[Objective]
Count every line of these entries that holds the word "Пионерский", and reply with the number only.

Recorded data
* BEGIN *
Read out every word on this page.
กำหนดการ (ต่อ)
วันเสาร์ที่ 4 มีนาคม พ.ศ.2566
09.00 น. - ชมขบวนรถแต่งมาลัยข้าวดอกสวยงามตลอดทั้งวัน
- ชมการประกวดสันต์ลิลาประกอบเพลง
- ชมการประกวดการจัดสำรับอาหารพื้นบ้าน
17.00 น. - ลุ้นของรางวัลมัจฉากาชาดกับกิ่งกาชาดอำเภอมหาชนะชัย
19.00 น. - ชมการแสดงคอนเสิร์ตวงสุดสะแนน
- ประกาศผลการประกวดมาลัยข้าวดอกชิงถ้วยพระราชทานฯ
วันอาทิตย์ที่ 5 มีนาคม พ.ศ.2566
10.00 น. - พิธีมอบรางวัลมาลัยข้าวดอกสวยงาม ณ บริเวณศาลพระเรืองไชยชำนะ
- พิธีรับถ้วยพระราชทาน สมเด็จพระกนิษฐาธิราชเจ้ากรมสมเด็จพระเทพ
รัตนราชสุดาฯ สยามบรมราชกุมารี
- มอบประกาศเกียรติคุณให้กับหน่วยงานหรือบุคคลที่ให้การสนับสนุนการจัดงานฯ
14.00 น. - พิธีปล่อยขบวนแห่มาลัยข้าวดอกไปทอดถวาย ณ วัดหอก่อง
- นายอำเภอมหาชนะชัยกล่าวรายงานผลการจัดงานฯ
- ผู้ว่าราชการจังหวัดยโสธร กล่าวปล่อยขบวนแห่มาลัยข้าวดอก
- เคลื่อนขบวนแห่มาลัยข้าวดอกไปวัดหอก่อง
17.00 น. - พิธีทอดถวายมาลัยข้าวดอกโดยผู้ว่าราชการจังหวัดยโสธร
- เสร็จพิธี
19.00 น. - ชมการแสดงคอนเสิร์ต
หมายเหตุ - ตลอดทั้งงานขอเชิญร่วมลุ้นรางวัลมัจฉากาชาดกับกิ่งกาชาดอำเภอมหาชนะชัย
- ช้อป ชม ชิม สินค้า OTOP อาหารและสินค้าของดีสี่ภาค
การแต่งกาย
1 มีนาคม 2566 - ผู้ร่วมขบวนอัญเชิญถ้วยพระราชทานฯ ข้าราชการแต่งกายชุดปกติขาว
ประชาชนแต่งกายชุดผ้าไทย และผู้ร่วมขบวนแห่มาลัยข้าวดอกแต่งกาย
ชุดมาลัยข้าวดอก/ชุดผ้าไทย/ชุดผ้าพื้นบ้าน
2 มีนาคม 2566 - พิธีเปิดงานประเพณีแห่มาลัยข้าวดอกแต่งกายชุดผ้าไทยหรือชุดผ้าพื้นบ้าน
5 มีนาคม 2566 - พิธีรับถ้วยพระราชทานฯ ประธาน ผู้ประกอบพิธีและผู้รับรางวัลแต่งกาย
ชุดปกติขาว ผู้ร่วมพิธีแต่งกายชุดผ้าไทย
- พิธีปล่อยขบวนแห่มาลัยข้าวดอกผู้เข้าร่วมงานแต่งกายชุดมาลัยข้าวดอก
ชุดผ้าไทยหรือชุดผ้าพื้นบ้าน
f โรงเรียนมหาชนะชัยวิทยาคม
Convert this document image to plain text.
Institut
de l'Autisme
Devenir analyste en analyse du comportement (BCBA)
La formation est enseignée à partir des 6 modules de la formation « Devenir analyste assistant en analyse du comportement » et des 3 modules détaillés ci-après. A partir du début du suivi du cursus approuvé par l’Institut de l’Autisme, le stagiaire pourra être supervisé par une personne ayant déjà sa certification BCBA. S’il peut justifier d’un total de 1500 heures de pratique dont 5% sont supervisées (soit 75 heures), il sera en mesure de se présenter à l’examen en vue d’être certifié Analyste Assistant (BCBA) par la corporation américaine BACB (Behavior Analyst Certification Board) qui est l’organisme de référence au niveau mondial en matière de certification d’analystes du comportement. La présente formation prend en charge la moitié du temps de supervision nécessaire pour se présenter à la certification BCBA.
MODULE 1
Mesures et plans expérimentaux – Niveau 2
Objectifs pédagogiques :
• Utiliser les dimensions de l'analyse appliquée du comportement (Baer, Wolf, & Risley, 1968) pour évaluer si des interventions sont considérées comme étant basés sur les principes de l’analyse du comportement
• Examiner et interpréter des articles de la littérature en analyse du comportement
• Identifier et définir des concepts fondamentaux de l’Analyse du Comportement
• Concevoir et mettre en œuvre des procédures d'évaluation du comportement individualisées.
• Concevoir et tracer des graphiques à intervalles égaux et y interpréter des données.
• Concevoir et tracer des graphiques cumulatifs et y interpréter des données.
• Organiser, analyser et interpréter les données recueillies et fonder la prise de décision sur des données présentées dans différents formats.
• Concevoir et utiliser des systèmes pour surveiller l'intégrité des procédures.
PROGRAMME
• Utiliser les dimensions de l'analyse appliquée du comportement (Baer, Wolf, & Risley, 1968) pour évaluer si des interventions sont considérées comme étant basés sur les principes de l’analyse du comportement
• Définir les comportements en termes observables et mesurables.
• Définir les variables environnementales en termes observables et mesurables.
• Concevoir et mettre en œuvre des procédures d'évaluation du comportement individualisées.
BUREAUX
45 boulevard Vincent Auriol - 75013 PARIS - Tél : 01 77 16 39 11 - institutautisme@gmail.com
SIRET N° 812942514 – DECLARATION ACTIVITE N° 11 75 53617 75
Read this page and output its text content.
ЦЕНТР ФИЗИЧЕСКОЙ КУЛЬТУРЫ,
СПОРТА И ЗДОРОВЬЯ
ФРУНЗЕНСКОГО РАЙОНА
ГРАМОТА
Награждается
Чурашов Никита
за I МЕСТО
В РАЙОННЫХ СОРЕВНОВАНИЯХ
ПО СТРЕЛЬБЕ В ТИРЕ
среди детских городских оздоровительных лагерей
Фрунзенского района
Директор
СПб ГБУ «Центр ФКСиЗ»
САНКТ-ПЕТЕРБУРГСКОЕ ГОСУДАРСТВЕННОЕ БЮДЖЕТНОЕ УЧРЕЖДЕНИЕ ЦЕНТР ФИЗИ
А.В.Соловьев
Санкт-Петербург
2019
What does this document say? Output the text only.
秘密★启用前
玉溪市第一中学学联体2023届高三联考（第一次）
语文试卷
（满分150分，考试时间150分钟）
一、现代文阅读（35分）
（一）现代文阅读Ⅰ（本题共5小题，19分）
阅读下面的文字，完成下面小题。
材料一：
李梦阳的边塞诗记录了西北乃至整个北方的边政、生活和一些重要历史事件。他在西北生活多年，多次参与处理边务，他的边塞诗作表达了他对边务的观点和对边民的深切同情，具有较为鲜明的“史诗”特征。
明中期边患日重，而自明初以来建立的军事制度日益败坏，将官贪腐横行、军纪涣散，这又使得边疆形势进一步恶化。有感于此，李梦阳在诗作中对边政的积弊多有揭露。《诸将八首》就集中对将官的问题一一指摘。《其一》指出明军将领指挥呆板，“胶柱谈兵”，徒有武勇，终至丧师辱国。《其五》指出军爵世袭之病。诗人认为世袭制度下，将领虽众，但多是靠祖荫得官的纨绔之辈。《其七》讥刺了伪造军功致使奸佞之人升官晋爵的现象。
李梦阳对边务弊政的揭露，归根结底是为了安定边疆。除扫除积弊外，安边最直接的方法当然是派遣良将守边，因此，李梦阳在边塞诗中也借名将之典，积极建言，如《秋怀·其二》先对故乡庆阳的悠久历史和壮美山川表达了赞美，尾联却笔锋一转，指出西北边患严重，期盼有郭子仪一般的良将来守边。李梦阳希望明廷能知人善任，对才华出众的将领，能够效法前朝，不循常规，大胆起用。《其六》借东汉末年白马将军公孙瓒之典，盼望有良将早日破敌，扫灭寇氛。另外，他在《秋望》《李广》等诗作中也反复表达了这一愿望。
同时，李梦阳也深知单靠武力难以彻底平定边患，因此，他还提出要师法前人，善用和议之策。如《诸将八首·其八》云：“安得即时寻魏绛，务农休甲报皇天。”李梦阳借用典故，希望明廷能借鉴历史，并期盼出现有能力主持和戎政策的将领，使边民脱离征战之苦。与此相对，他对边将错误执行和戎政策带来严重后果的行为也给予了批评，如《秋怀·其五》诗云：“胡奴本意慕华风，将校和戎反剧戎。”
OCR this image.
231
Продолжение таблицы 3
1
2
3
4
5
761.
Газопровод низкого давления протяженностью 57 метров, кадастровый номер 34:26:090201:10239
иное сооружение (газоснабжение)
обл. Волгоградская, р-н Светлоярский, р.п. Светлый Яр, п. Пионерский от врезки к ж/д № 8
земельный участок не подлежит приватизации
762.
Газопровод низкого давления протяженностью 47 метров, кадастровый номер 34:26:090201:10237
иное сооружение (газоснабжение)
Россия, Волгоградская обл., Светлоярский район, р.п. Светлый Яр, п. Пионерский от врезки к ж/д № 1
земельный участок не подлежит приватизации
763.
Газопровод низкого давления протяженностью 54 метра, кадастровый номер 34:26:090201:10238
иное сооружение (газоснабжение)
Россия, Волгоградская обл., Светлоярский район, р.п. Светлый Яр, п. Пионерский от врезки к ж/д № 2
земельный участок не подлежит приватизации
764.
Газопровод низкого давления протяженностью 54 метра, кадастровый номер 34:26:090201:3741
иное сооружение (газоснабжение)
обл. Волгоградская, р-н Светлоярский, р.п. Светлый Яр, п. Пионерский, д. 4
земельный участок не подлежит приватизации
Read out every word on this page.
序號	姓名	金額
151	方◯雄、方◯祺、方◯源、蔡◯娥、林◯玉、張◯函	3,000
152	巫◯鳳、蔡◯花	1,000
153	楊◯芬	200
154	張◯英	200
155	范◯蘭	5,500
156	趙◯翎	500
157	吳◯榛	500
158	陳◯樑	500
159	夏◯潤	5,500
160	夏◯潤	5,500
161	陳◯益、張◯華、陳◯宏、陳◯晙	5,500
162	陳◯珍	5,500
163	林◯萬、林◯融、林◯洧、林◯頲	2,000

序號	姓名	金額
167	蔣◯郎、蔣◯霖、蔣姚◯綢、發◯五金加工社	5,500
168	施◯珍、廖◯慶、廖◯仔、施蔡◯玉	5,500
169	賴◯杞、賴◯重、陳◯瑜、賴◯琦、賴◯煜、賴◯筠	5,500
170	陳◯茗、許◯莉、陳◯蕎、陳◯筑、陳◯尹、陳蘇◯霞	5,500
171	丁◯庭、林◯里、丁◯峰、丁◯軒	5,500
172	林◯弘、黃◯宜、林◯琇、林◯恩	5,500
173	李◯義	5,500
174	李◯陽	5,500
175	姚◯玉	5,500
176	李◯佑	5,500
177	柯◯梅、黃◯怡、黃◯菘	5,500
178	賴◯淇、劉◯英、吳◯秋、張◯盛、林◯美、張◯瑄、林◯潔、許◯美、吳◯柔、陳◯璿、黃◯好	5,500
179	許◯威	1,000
* END *
[Answer to the task]
4